___ Data lines ___

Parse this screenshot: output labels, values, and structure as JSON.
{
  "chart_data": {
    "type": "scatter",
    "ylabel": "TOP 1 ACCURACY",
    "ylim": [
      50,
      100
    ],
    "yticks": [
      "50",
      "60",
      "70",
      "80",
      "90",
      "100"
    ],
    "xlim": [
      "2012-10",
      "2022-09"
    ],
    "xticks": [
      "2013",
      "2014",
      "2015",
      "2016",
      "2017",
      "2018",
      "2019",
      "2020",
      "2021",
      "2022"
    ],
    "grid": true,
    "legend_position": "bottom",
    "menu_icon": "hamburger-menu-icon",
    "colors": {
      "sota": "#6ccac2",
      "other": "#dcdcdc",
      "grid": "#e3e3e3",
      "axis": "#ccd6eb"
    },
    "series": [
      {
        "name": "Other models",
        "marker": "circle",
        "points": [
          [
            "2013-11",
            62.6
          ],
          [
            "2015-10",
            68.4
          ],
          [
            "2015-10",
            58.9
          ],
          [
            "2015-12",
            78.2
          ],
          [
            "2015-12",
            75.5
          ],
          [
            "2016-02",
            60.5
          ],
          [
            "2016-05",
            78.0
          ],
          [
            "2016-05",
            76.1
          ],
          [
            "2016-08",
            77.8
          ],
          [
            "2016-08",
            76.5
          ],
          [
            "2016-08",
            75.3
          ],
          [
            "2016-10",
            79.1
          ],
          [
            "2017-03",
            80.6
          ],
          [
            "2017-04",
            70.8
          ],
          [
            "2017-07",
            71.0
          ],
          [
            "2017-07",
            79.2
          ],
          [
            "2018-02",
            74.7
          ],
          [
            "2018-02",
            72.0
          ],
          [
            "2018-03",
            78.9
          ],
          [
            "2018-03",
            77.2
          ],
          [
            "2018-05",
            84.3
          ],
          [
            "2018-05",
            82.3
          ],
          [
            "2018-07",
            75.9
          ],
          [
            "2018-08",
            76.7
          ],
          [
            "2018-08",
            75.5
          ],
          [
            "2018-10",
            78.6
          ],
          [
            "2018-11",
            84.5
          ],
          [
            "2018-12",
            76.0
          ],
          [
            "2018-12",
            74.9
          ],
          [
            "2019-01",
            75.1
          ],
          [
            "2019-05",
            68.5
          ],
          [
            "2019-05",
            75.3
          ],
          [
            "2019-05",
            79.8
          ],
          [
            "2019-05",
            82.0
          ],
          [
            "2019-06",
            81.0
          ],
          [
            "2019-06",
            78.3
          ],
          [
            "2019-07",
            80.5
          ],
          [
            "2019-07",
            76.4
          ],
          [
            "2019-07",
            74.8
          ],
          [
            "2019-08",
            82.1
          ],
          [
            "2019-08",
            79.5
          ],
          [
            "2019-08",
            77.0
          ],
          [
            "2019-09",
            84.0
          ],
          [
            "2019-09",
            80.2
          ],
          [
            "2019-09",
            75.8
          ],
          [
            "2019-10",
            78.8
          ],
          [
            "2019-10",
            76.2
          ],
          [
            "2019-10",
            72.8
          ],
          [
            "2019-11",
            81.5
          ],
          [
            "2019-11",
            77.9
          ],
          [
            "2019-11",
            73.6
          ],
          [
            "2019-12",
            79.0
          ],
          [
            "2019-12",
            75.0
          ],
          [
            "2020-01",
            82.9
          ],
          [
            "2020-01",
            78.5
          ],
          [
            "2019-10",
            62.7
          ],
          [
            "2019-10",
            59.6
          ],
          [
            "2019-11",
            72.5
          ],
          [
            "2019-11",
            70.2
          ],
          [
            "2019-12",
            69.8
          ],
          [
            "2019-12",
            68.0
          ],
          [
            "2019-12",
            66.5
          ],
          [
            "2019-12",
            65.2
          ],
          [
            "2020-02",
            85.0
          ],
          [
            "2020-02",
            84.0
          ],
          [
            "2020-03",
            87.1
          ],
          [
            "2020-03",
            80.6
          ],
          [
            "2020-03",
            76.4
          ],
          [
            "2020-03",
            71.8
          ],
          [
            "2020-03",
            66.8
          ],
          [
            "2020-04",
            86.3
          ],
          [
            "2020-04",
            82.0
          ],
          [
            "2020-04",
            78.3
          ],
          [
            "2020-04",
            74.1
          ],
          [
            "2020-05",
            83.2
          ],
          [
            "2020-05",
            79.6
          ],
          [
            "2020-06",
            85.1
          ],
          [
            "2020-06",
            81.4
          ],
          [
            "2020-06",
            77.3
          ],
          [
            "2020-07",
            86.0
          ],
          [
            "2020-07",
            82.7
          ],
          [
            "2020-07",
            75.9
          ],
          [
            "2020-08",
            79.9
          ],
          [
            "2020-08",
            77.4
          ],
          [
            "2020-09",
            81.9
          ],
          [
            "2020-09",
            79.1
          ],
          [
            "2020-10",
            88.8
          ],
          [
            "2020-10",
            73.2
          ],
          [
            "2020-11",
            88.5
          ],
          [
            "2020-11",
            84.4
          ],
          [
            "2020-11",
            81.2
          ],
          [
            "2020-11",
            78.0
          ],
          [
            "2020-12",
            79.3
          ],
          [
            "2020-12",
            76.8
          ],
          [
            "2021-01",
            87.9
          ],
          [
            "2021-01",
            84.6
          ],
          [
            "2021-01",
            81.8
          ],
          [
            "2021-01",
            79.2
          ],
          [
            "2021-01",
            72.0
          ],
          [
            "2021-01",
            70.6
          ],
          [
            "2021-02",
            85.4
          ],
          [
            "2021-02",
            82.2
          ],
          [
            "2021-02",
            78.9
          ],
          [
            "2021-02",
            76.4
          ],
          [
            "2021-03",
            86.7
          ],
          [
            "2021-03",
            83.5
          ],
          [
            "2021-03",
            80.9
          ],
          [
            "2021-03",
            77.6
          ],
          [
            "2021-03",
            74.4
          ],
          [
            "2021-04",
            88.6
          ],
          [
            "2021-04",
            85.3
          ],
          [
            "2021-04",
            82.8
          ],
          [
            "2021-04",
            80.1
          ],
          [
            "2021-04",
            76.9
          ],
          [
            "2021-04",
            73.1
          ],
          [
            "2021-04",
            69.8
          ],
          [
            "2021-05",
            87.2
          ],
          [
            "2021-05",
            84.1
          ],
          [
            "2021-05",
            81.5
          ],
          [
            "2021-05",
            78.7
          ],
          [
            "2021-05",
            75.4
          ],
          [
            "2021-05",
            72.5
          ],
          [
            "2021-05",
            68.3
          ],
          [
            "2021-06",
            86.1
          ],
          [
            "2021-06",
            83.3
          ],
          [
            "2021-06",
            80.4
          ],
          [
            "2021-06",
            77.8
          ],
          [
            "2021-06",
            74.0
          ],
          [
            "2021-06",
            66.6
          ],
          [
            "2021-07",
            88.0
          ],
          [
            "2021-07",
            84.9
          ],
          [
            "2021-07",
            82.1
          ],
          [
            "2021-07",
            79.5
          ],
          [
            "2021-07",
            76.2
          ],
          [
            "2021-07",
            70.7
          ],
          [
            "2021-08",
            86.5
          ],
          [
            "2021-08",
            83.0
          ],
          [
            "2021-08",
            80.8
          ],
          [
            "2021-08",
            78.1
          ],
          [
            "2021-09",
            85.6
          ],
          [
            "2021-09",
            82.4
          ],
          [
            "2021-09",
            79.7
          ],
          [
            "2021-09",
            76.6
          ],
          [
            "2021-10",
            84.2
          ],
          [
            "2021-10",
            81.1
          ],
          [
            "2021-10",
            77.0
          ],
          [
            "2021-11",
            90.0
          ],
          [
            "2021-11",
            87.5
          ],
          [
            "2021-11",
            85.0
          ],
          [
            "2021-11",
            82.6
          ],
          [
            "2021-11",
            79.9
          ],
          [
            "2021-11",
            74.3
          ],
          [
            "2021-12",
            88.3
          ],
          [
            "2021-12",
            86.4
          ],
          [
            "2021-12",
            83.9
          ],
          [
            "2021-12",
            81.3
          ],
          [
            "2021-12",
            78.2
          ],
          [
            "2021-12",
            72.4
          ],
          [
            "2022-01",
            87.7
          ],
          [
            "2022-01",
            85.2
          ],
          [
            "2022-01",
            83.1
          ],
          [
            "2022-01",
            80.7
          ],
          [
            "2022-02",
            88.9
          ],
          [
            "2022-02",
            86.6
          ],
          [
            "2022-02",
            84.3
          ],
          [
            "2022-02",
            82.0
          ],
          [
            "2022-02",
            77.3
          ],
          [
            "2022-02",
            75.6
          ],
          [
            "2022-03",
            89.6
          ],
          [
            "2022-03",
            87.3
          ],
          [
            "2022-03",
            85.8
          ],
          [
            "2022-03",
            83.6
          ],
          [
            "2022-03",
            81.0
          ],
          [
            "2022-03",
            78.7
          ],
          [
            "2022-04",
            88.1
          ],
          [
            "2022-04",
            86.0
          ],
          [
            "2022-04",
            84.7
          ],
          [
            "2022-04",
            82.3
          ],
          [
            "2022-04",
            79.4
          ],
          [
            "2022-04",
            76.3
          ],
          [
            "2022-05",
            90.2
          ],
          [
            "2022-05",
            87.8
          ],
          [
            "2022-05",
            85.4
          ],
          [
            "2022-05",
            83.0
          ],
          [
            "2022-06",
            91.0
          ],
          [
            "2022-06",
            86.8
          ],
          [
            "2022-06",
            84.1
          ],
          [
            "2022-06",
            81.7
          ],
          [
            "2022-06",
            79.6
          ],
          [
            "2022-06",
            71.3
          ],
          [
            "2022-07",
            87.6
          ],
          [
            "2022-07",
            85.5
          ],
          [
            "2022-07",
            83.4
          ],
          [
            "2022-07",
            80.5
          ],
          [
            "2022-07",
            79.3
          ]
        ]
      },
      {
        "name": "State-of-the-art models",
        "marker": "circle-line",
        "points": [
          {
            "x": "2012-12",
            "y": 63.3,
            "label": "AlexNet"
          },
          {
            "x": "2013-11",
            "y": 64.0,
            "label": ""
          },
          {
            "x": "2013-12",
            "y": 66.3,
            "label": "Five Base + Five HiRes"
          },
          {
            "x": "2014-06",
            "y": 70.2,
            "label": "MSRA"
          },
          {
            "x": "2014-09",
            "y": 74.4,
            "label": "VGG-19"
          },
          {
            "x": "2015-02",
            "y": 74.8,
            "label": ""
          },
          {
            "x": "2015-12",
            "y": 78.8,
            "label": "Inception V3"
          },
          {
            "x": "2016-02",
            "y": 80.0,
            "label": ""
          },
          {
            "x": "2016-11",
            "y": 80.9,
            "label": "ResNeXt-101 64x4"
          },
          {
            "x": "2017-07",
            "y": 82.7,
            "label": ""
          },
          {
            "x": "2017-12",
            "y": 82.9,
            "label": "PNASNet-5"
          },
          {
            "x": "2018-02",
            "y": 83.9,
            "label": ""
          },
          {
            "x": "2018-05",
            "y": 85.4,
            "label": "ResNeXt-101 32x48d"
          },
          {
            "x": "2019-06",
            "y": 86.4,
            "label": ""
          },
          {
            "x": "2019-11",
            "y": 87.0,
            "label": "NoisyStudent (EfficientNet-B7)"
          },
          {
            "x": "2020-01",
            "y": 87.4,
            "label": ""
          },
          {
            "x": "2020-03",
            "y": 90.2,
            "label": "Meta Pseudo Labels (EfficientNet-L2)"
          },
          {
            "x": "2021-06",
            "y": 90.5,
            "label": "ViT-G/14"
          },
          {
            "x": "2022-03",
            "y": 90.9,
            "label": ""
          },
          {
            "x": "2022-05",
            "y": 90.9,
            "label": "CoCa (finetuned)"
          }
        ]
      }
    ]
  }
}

___

> [To be done]
Copy whichever lines in the listing above contain the word "EfficientNet".

> [Finished task]
            "label": "NoisyStudent (EfficientNet-B7)"
            "label": "Meta Pseudo Labels (EfficientNet-L2)"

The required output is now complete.